>> begin

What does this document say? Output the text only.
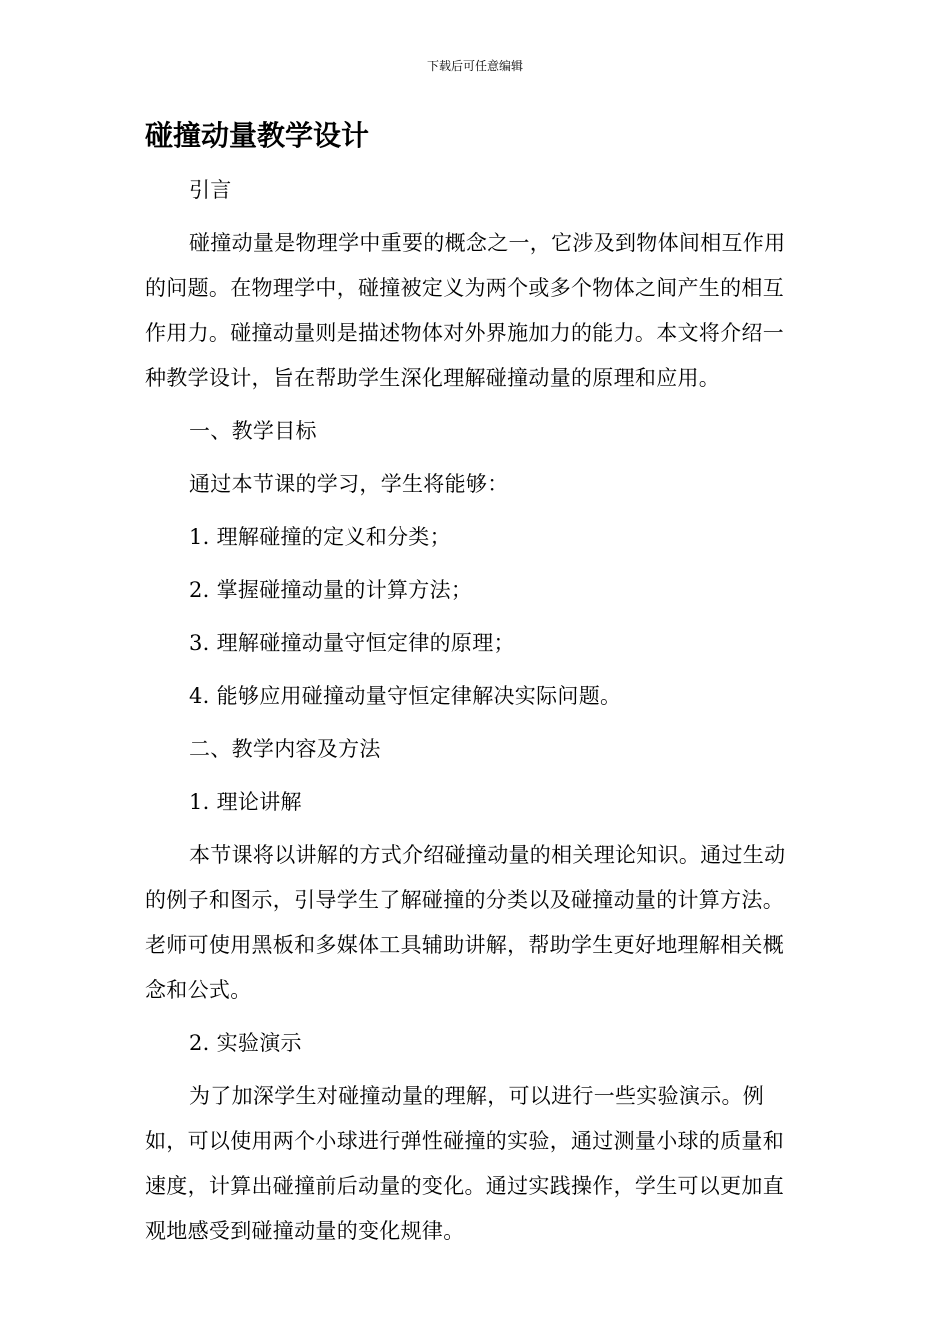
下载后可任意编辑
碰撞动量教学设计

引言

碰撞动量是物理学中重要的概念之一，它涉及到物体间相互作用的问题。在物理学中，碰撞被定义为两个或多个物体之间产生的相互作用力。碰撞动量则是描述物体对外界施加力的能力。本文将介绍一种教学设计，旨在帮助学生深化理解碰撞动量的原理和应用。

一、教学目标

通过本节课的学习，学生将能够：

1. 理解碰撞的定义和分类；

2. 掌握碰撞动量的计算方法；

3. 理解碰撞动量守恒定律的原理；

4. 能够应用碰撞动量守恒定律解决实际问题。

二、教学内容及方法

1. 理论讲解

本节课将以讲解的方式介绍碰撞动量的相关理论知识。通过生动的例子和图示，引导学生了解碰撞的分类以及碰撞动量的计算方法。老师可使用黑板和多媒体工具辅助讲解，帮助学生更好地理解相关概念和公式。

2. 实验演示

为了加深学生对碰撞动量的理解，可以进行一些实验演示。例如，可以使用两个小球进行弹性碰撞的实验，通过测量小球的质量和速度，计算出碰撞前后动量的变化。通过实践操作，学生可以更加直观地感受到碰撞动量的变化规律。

>> end
>> begin

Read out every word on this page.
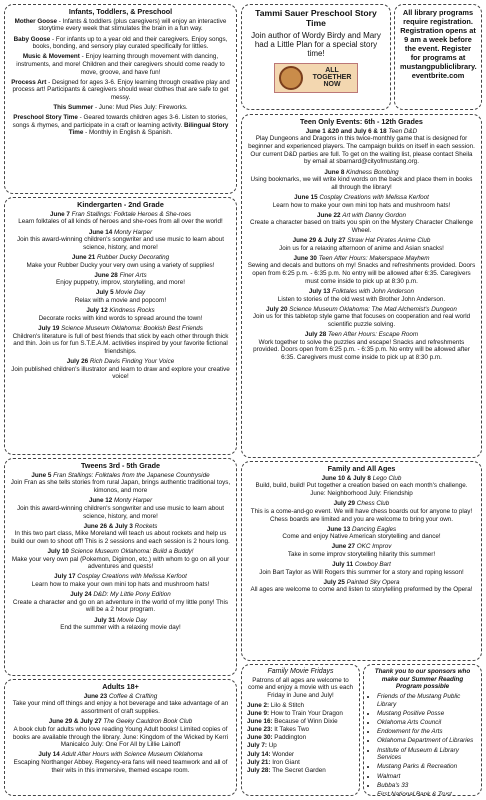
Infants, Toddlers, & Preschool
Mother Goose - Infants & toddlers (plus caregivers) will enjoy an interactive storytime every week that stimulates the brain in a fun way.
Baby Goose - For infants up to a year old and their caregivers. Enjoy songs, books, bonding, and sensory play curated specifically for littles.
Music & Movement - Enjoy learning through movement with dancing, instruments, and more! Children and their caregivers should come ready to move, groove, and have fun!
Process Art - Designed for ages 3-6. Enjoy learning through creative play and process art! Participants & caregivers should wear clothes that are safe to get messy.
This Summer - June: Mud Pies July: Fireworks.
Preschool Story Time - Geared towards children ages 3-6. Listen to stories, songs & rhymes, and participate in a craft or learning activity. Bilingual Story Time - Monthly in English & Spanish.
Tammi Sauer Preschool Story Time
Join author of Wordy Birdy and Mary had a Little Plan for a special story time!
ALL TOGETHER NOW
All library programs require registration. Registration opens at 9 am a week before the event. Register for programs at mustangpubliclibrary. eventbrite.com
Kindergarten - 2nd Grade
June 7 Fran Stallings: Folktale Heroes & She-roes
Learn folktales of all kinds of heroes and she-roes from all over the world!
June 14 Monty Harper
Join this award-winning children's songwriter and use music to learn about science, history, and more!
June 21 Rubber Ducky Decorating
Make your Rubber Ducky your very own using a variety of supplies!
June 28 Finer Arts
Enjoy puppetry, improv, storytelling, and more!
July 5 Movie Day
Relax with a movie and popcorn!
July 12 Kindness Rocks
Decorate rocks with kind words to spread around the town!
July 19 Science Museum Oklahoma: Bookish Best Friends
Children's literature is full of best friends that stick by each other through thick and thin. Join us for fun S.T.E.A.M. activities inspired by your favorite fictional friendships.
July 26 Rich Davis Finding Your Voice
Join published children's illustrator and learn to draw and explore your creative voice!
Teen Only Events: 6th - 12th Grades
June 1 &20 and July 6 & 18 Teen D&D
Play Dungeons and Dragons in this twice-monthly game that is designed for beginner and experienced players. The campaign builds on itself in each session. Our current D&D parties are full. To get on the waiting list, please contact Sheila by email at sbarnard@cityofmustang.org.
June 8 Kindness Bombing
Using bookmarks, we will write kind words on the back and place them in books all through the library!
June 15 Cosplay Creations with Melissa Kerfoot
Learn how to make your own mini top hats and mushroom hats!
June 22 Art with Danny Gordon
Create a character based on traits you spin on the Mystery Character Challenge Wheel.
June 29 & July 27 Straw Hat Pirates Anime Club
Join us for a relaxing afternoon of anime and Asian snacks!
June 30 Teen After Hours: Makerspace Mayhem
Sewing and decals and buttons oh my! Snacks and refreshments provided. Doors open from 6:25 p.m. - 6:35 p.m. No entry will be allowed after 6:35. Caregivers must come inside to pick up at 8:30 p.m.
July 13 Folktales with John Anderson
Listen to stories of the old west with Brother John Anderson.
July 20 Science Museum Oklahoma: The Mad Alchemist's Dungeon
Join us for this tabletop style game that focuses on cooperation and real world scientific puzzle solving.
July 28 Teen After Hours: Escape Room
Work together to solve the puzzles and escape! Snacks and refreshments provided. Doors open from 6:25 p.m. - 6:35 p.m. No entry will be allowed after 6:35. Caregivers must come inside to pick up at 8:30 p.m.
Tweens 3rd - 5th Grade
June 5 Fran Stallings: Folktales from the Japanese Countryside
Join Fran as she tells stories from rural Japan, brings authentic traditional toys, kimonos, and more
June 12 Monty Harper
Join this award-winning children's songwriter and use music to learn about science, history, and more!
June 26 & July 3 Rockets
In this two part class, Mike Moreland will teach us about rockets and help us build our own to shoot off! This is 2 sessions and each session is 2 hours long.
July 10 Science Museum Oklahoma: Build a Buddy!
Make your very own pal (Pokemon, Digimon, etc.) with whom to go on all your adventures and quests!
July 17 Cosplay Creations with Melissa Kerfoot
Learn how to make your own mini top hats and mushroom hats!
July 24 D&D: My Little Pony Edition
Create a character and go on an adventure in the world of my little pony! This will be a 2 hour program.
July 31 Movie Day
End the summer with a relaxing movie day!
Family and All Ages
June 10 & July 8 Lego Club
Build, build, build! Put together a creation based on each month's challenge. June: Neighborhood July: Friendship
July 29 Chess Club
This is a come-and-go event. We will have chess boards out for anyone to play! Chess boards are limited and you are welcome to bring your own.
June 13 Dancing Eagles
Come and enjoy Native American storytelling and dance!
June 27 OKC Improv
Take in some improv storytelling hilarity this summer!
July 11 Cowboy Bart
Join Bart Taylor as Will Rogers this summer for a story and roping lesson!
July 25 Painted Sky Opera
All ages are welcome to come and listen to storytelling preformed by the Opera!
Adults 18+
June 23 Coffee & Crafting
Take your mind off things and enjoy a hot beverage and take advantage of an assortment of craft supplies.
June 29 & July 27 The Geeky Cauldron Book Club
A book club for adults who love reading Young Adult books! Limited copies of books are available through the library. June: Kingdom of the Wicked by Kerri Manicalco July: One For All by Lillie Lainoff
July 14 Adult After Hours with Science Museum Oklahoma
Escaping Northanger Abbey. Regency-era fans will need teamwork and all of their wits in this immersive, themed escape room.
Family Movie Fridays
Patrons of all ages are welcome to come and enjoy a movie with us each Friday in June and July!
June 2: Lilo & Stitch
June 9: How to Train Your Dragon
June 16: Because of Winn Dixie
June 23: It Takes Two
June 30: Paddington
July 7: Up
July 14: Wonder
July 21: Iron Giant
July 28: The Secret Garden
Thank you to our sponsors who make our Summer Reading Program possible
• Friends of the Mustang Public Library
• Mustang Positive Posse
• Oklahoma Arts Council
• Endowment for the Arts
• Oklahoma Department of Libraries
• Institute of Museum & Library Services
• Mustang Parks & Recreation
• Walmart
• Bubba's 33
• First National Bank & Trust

>> end

Requirement - Scan the material line by line and report each one that contains "session".

Task output -
Play Dungeons and Dragons in this twice-monthly game that is designed for beginner and experienced players. The campaign builds on itself in each session. Our current D&D parties are full. To get on the waiting list, please contact Sheila by email at sbarnard@cityofmustang.org.
In this two part class, Mike Moreland will teach us about rockets and help us build our own to shoot off! This is 2 sessions and each session is 2 hours long.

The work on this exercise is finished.